== Materials provided ==

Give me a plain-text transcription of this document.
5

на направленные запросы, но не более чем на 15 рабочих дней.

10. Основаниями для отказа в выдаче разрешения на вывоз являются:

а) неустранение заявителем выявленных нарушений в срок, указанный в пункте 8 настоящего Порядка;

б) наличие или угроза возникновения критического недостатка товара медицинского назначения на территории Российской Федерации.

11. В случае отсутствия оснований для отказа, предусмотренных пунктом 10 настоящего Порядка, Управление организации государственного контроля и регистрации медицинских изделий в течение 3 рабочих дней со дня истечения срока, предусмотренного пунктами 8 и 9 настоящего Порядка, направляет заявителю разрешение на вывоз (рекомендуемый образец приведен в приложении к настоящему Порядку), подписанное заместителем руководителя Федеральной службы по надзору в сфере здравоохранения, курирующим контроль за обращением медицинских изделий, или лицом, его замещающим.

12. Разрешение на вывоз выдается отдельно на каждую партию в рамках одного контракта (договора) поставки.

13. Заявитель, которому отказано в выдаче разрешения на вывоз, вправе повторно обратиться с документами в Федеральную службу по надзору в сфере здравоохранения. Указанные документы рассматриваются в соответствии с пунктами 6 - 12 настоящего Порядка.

===
== Materials provided ==

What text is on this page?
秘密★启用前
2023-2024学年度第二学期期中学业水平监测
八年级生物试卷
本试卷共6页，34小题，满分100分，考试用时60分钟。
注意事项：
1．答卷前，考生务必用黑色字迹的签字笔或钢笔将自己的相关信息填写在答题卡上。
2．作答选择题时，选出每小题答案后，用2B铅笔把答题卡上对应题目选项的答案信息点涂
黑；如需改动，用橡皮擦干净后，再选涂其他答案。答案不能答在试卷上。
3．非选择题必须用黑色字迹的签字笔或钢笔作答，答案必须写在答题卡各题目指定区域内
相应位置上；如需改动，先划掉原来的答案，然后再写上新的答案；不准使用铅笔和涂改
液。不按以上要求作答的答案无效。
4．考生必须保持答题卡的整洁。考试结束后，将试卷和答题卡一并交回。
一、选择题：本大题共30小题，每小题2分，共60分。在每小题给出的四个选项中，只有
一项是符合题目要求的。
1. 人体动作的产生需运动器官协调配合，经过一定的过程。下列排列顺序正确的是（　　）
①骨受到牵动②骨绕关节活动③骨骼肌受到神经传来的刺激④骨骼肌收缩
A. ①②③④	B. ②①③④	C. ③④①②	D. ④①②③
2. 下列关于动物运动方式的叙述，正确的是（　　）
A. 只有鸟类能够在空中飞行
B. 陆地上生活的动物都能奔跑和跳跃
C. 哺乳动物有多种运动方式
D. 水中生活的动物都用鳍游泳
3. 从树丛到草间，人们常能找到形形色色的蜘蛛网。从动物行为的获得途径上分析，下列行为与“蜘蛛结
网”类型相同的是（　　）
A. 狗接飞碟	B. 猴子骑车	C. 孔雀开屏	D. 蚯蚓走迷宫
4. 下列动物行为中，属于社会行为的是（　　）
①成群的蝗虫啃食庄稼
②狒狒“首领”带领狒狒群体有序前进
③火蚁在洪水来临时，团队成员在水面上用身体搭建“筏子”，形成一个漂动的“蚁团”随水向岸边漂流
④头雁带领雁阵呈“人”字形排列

===

Work out how many lines of the data above hold the word "выдаче", and write only the count.

### Result of the exercise
2